--- Start EXERCISE DATA ---
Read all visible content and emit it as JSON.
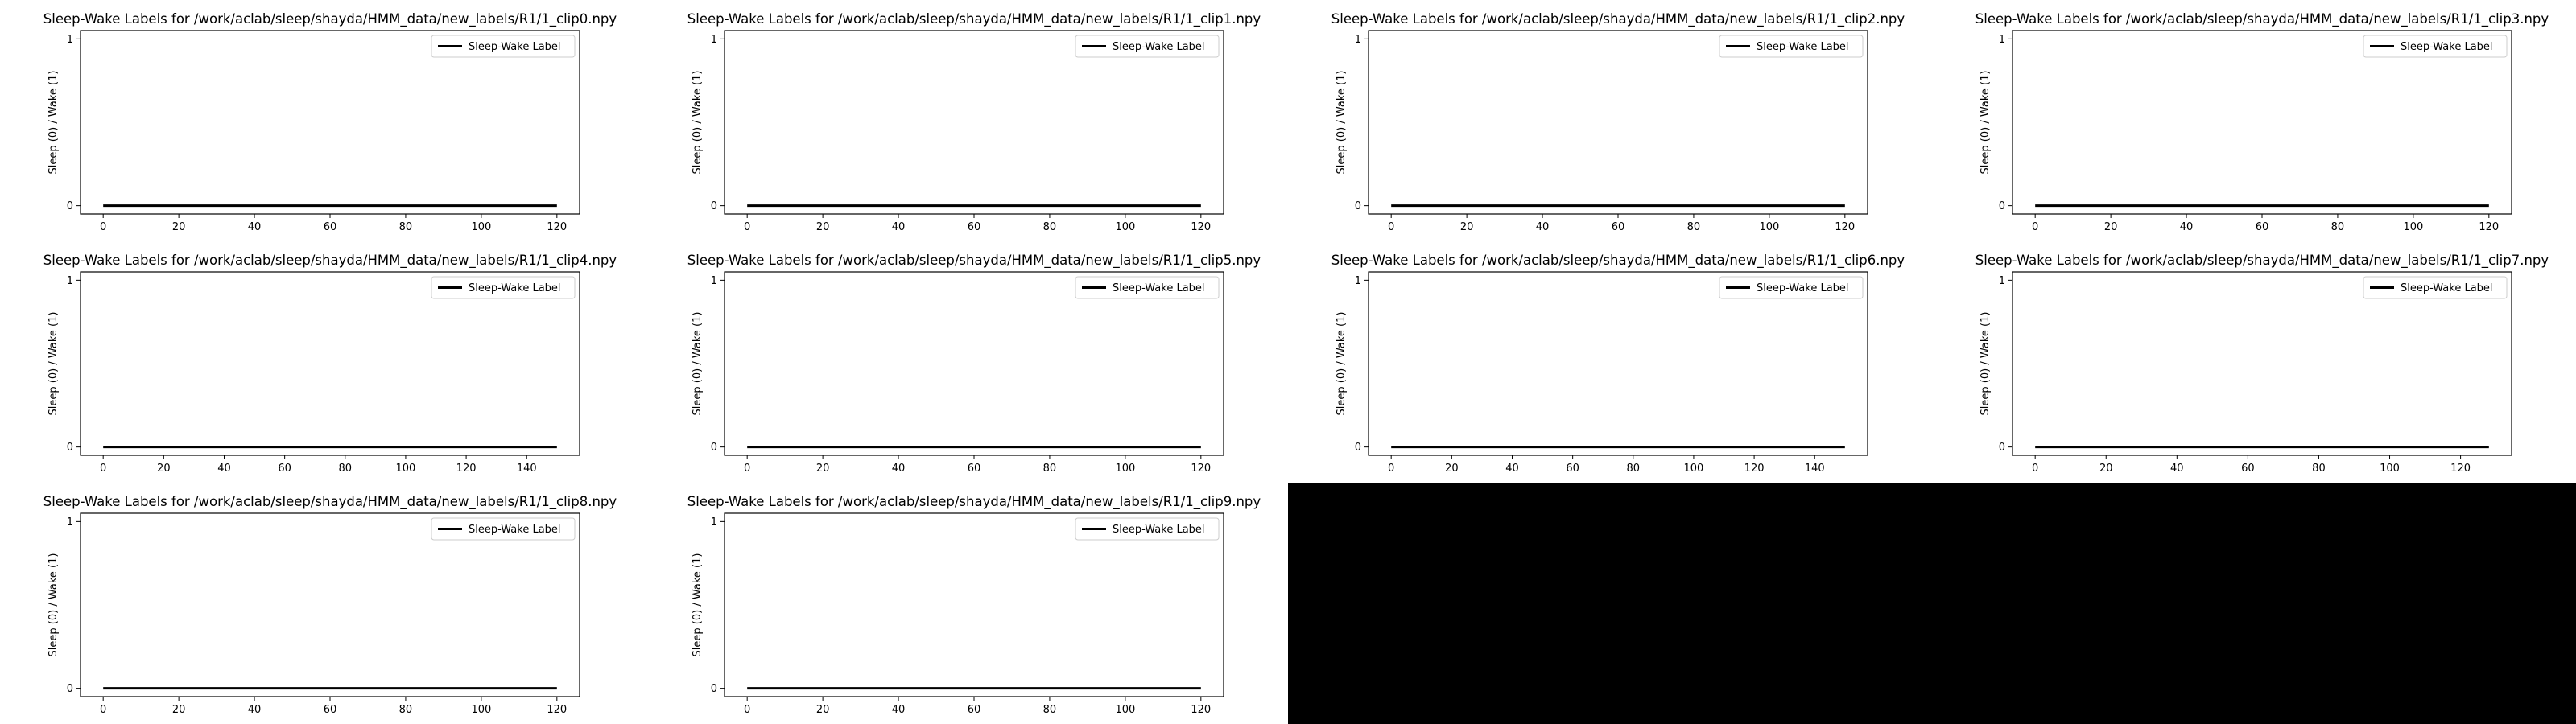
{
  "chart_data": [
    {
      "type": "line",
      "title": "Sleep-Wake Labels for /work/aclab/sleep/shayda/HMM_data/new_labels/R1/1_clip0.npy",
      "ylabel": "Sleep (0) / Wake (1)",
      "xlabel": "",
      "xlim": [
        -6,
        126
      ],
      "ylim": [
        -0.05,
        1.05
      ],
      "xticks": [
        0,
        20,
        40,
        60,
        80,
        100,
        120
      ],
      "yticks": [
        0,
        1
      ],
      "legend": "upper right",
      "series": [
        {
          "name": "Sleep-Wake Label",
          "x": [
            0,
            120
          ],
          "y": [
            0,
            0
          ]
        }
      ]
    },
    {
      "type": "line",
      "title": "Sleep-Wake Labels for /work/aclab/sleep/shayda/HMM_data/new_labels/R1/1_clip1.npy",
      "ylabel": "Sleep (0) / Wake (1)",
      "xlabel": "",
      "xlim": [
        -6,
        126
      ],
      "ylim": [
        -0.05,
        1.05
      ],
      "xticks": [
        0,
        20,
        40,
        60,
        80,
        100,
        120
      ],
      "yticks": [
        0,
        1
      ],
      "legend": "upper right",
      "series": [
        {
          "name": "Sleep-Wake Label",
          "x": [
            0,
            120
          ],
          "y": [
            0,
            0
          ]
        }
      ]
    },
    {
      "type": "line",
      "title": "Sleep-Wake Labels for /work/aclab/sleep/shayda/HMM_data/new_labels/R1/1_clip2.npy",
      "ylabel": "Sleep (0) / Wake (1)",
      "xlabel": "",
      "xlim": [
        -6,
        126
      ],
      "ylim": [
        -0.05,
        1.05
      ],
      "xticks": [
        0,
        20,
        40,
        60,
        80,
        100,
        120
      ],
      "yticks": [
        0,
        1
      ],
      "legend": "upper right",
      "series": [
        {
          "name": "Sleep-Wake Label",
          "x": [
            0,
            120
          ],
          "y": [
            0,
            0
          ]
        }
      ]
    },
    {
      "type": "line",
      "title": "Sleep-Wake Labels for /work/aclab/sleep/shayda/HMM_data/new_labels/R1/1_clip3.npy",
      "ylabel": "Sleep (0) / Wake (1)",
      "xlabel": "",
      "xlim": [
        -6,
        126
      ],
      "ylim": [
        -0.05,
        1.05
      ],
      "xticks": [
        0,
        20,
        40,
        60,
        80,
        100,
        120
      ],
      "yticks": [
        0,
        1
      ],
      "legend": "upper right",
      "series": [
        {
          "name": "Sleep-Wake Label",
          "x": [
            0,
            120
          ],
          "y": [
            0,
            0
          ]
        }
      ]
    },
    {
      "type": "line",
      "title": "Sleep-Wake Labels for /work/aclab/sleep/shayda/HMM_data/new_labels/R1/1_clip4.npy",
      "ylabel": "Sleep (0) / Wake (1)",
      "xlabel": "",
      "xlim": [
        -7.5,
        157.5
      ],
      "ylim": [
        -0.05,
        1.05
      ],
      "xticks": [
        0,
        20,
        40,
        60,
        80,
        100,
        120,
        140
      ],
      "yticks": [
        0,
        1
      ],
      "legend": "upper right",
      "series": [
        {
          "name": "Sleep-Wake Label",
          "x": [
            0,
            150
          ],
          "y": [
            0,
            0
          ]
        }
      ]
    },
    {
      "type": "line",
      "title": "Sleep-Wake Labels for /work/aclab/sleep/shayda/HMM_data/new_labels/R1/1_clip5.npy",
      "ylabel": "Sleep (0) / Wake (1)",
      "xlabel": "",
      "xlim": [
        -6,
        126
      ],
      "ylim": [
        -0.05,
        1.05
      ],
      "xticks": [
        0,
        20,
        40,
        60,
        80,
        100,
        120
      ],
      "yticks": [
        0,
        1
      ],
      "legend": "upper right",
      "series": [
        {
          "name": "Sleep-Wake Label",
          "x": [
            0,
            120
          ],
          "y": [
            0,
            0
          ]
        }
      ]
    },
    {
      "type": "line",
      "title": "Sleep-Wake Labels for /work/aclab/sleep/shayda/HMM_data/new_labels/R1/1_clip6.npy",
      "ylabel": "Sleep (0) / Wake (1)",
      "xlabel": "",
      "xlim": [
        -7.5,
        157.5
      ],
      "ylim": [
        -0.05,
        1.05
      ],
      "xticks": [
        0,
        20,
        40,
        60,
        80,
        100,
        120,
        140
      ],
      "yticks": [
        0,
        1
      ],
      "legend": "upper right",
      "series": [
        {
          "name": "Sleep-Wake Label",
          "x": [
            0,
            150
          ],
          "y": [
            0,
            0
          ]
        }
      ]
    },
    {
      "type": "line",
      "title": "Sleep-Wake Labels for /work/aclab/sleep/shayda/HMM_data/new_labels/R1/1_clip7.npy",
      "ylabel": "Sleep (0) / Wake (1)",
      "xlabel": "",
      "xlim": [
        -6.4,
        134.4
      ],
      "ylim": [
        -0.05,
        1.05
      ],
      "xticks": [
        0,
        20,
        40,
        60,
        80,
        100,
        120
      ],
      "yticks": [
        0,
        1
      ],
      "legend": "upper right",
      "series": [
        {
          "name": "Sleep-Wake Label",
          "x": [
            0,
            128
          ],
          "y": [
            0,
            0
          ]
        }
      ]
    },
    {
      "type": "line",
      "title": "Sleep-Wake Labels for /work/aclab/sleep/shayda/HMM_data/new_labels/R1/1_clip8.npy",
      "ylabel": "Sleep (0) / Wake (1)",
      "xlabel": "",
      "xlim": [
        -6,
        126
      ],
      "ylim": [
        -0.05,
        1.05
      ],
      "xticks": [
        0,
        20,
        40,
        60,
        80,
        100,
        120
      ],
      "yticks": [
        0,
        1
      ],
      "legend": "upper right",
      "series": [
        {
          "name": "Sleep-Wake Label",
          "x": [
            0,
            120
          ],
          "y": [
            0,
            0
          ]
        }
      ]
    },
    {
      "type": "line",
      "title": "Sleep-Wake Labels for /work/aclab/sleep/shayda/HMM_data/new_labels/R1/1_clip9.npy",
      "ylabel": "Sleep (0) / Wake (1)",
      "xlabel": "",
      "xlim": [
        -6,
        126
      ],
      "ylim": [
        -0.05,
        1.05
      ],
      "xticks": [
        0,
        20,
        40,
        60,
        80,
        100,
        120
      ],
      "yticks": [
        0,
        1
      ],
      "legend": "upper right",
      "series": [
        {
          "name": "Sleep-Wake Label",
          "x": [
            0,
            120
          ],
          "y": [
            0,
            0
          ]
        }
      ]
    }
  ],
  "colors": {
    "line": "#000000",
    "axes": "#000000",
    "text": "#000000",
    "empty_area": "#000000"
  }
}
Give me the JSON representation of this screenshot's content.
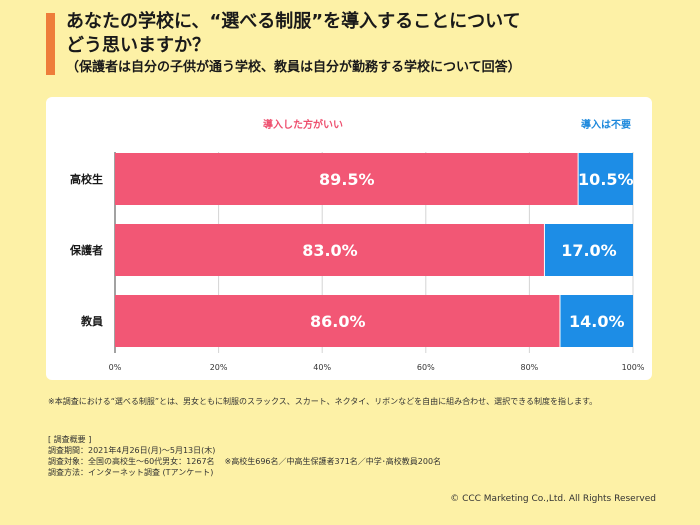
--- End EXERCISE DATA ---
= YOUR TASK =
Filter the records above and return every line that holds the word "JSON".

= WRITTEN RESPONSE =
Read all visible content and emit it as JSON.
Give me the JSON representation of this screenshot's content.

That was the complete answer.